• **PROBLEM STATEMENT**
Collect all lines below with the string "шестом".

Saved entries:

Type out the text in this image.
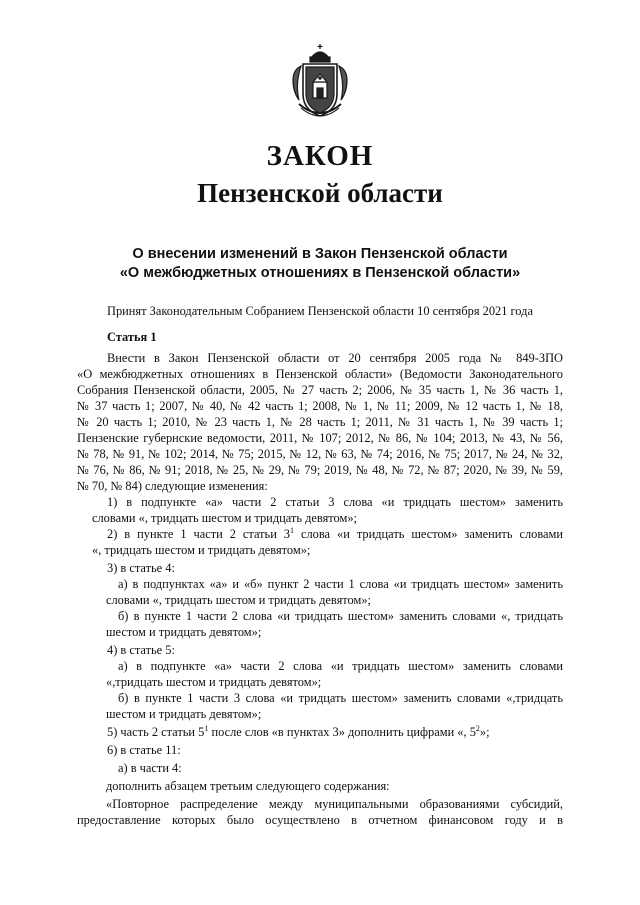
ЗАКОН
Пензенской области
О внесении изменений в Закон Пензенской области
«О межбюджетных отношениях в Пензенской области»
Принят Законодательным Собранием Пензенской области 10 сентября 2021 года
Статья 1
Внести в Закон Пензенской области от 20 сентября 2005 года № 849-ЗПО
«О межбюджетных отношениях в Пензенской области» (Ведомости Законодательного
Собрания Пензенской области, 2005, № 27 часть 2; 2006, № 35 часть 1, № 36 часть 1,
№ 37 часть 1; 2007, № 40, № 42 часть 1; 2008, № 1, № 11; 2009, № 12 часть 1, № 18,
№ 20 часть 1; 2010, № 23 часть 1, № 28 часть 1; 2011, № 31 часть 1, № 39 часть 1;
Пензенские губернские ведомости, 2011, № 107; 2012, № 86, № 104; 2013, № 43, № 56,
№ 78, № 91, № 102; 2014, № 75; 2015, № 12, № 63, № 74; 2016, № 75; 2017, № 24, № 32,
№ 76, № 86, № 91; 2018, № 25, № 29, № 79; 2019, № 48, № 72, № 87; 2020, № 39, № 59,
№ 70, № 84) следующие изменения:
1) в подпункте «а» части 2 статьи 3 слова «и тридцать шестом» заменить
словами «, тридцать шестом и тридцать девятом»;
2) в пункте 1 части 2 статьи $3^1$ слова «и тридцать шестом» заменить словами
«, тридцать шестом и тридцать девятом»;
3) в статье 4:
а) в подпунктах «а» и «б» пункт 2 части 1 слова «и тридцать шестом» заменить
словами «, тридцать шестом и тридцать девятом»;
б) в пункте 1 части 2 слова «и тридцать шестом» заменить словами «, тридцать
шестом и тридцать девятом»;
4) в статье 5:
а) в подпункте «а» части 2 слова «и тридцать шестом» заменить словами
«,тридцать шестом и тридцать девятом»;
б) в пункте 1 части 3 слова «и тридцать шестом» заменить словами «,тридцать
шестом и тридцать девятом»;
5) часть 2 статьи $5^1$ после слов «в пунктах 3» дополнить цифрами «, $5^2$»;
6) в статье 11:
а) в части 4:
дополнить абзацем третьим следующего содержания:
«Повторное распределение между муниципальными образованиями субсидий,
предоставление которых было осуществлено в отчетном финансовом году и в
--
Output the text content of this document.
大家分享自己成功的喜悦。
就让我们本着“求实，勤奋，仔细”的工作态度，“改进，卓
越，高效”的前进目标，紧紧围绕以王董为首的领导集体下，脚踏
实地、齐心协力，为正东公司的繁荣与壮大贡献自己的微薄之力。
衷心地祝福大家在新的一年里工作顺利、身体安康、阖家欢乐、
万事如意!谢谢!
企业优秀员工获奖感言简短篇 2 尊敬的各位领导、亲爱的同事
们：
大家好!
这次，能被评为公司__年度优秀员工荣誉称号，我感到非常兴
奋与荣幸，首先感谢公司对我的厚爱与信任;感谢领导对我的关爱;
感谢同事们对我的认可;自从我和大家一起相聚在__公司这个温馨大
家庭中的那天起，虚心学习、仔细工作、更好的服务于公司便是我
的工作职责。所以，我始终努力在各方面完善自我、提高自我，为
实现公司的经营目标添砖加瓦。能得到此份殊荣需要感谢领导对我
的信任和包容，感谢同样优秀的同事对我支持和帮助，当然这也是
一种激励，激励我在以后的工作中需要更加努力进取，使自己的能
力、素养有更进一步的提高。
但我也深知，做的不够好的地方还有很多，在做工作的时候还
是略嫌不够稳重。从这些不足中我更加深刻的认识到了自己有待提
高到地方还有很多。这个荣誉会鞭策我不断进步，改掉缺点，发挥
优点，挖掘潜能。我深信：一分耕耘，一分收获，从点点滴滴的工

• **WRITTEN ANSWER**
1) в подпункте «а» части 2 статьи 3 слова «и тридцать шестом» заменить
словами «, тридцать шестом и тридцать девятом»;
2) в пункте 1 части 2 статьи $3^1$ слова «и тридцать шестом» заменить словами
«, тридцать шестом и тридцать девятом»;
а) в подпунктах «а» и «б» пункт 2 части 1 слова «и тридцать шестом» заменить
словами «, тридцать шестом и тридцать девятом»;
б) в пункте 1 части 2 слова «и тридцать шестом» заменить словами «, тридцать
шестом и тридцать девятом»;
а) в подпункте «а» части 2 слова «и тридцать шестом» заменить словами
«,тридцать шестом и тридцать девятом»;
б) в пункте 1 части 3 слова «и тридцать шестом» заменить словами «,тридцать
шестом и тридцать девятом»;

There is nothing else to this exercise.